__Task description__
Gather each line containing the string "handle" from these entries.
***** Raw records *****
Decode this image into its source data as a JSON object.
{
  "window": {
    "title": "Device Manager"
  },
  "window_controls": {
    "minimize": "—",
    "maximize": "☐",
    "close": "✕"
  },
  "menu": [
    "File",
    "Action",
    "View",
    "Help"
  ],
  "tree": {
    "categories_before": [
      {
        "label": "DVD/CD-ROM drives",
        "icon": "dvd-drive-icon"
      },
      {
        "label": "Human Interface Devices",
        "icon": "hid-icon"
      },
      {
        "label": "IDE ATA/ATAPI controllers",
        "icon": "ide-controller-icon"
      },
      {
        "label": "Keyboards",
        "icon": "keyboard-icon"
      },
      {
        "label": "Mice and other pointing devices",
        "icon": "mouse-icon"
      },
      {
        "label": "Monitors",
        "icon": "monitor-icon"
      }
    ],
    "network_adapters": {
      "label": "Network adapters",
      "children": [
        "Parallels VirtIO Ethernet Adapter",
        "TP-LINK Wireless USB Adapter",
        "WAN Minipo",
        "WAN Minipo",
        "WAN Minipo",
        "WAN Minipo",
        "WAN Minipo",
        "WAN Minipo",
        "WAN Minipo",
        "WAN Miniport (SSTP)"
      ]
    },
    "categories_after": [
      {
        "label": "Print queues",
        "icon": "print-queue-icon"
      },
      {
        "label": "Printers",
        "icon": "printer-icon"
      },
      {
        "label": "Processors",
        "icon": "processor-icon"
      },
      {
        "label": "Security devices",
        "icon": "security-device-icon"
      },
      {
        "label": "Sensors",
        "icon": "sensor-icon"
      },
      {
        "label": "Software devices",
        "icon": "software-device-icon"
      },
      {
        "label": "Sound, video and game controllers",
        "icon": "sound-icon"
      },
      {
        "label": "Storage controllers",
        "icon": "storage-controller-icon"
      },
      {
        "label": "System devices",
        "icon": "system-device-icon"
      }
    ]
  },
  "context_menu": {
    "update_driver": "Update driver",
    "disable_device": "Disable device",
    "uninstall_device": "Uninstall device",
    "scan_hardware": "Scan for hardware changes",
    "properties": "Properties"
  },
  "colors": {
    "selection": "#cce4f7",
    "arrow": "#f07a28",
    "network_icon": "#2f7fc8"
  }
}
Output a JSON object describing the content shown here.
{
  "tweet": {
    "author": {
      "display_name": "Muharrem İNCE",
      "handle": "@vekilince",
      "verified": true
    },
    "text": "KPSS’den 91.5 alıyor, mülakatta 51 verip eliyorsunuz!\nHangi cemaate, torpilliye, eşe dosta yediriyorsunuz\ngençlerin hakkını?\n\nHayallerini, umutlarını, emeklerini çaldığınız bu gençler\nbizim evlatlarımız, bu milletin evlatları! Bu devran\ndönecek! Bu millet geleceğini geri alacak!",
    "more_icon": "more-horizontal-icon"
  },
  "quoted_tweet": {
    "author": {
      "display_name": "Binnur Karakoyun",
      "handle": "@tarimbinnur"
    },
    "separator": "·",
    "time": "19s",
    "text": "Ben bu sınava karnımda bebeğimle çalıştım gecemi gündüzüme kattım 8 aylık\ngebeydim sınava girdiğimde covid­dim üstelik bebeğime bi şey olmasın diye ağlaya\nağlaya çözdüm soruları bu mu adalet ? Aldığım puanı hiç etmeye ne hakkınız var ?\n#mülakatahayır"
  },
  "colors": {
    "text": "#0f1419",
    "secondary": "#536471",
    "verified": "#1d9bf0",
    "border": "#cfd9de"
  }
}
*****
__Right answer__
      "handle": "@vekilince",
      "handle": "@tarimbinnur"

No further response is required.